# [What to produce]
Can you transcribe every entry word for word, skipping the images?

* BEGIN Recorded information *

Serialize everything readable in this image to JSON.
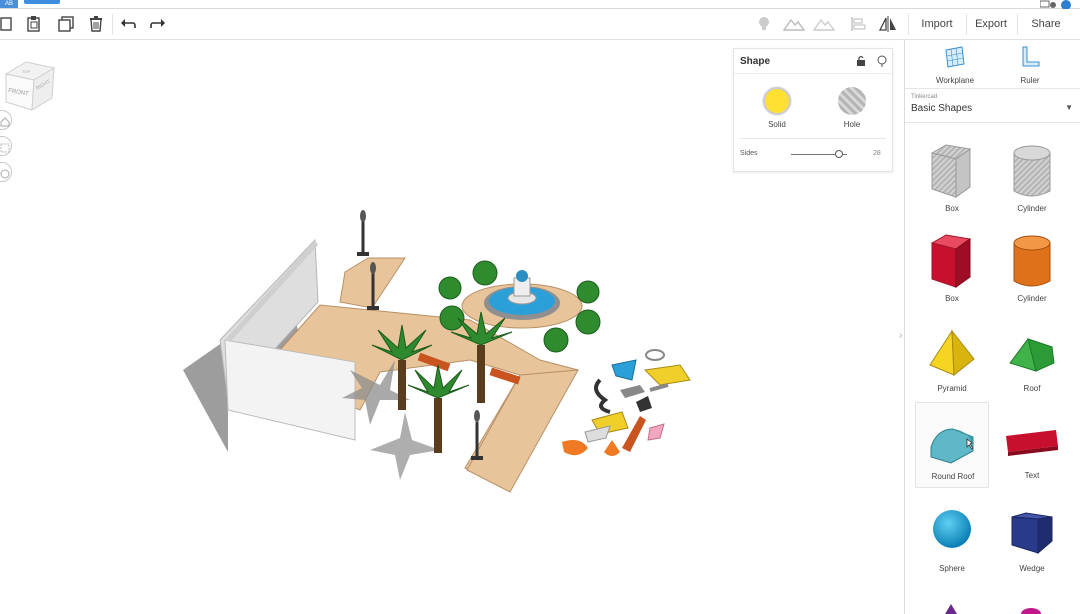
{
  "toolbar": {
    "import_label": "Import",
    "export_label": "Export",
    "share_label": "Share"
  },
  "top_strip": {
    "app_badge": "AB"
  },
  "viewcube": {
    "top_face": "TOP",
    "front_face": "FRONT",
    "right_face": "RIGHT"
  },
  "shape_panel": {
    "title": "Shape",
    "solid_label": "Solid",
    "hole_label": "Hole",
    "sides_label": "Sides",
    "sides_value": "28",
    "sides_fraction": 0.86,
    "colors": {
      "solid": "#ffe033",
      "hole": "#c0c0c0"
    }
  },
  "sidebar": {
    "workplane_label": "Workplane",
    "ruler_label": "Ruler",
    "category_small": "Tinkercad",
    "category": "Basic Shapes",
    "shapes": [
      {
        "label": "Box",
        "icon": "box-hole-icon"
      },
      {
        "label": "Cylinder",
        "icon": "cylinder-hole-icon"
      },
      {
        "label": "Box",
        "icon": "box-red-icon"
      },
      {
        "label": "Cylinder",
        "icon": "cylinder-orange-icon"
      },
      {
        "label": "Pyramid",
        "icon": "pyramid-icon"
      },
      {
        "label": "Roof",
        "icon": "roof-icon"
      },
      {
        "label": "Round Roof",
        "icon": "round-roof-icon"
      },
      {
        "label": "Text",
        "icon": "text-shape-icon"
      },
      {
        "label": "Sphere",
        "icon": "sphere-icon"
      },
      {
        "label": "Wedge",
        "icon": "wedge-icon"
      }
    ]
  },
  "accent": "#3d8ee0"
}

* END Recorded information *

# [Exercise response]
Serialize everything readable in this image to JSON.
{
  "toolbar": {
    "import_label": "Import",
    "export_label": "Export",
    "share_label": "Share"
  },
  "top_strip": {
    "app_badge": "AB"
  },
  "viewcube": {
    "top_face": "TOP",
    "front_face": "FRONT",
    "right_face": "RIGHT"
  },
  "shape_panel": {
    "title": "Shape",
    "solid_label": "Solid",
    "hole_label": "Hole",
    "sides_label": "Sides",
    "sides_value": "28",
    "sides_fraction": 0.86,
    "colors": {
      "solid": "#ffe033",
      "hole": "#c0c0c0"
    }
  },
  "sidebar": {
    "workplane_label": "Workplane",
    "ruler_label": "Ruler",
    "category_small": "Tinkercad",
    "category": "Basic Shapes",
    "shapes": [
      {
        "label": "Box",
        "icon": "box-hole-icon"
      },
      {
        "label": "Cylinder",
        "icon": "cylinder-hole-icon"
      },
      {
        "label": "Box",
        "icon": "box-red-icon"
      },
      {
        "label": "Cylinder",
        "icon": "cylinder-orange-icon"
      },
      {
        "label": "Pyramid",
        "icon": "pyramid-icon"
      },
      {
        "label": "Roof",
        "icon": "roof-icon"
      },
      {
        "label": "Round Roof",
        "icon": "round-roof-icon"
      },
      {
        "label": "Text",
        "icon": "text-shape-icon"
      },
      {
        "label": "Sphere",
        "icon": "sphere-icon"
      },
      {
        "label": "Wedge",
        "icon": "wedge-icon"
      }
    ]
  },
  "accent": "#3d8ee0"
}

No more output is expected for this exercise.